**DATASET EXTRACT**:

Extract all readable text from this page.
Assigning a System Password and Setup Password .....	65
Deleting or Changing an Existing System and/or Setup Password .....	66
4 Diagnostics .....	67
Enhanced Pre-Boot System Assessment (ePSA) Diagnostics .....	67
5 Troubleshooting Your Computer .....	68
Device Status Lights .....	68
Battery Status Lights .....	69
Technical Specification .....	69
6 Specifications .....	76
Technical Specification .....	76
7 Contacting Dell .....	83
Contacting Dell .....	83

**WHAT NEEDS TO BE DONE**: Output all of the material exactly as written.

**ANSWER IN FULL**:
Extract all readable text from this page.
Assigning a System Password and Setup Password .....	65
Deleting or Changing an Existing System and/or Setup Password .....	66
4 Diagnostics .....	67
Enhanced Pre-Boot System Assessment (ePSA) Diagnostics .....	67
5 Troubleshooting Your Computer .....	68
Device Status Lights .....	68
Battery Status Lights .....	69
Technical Specification .....	69
6 Specifications .....	76
Technical Specification .....	76
7 Contacting Dell .....	83
Contacting Dell .....	83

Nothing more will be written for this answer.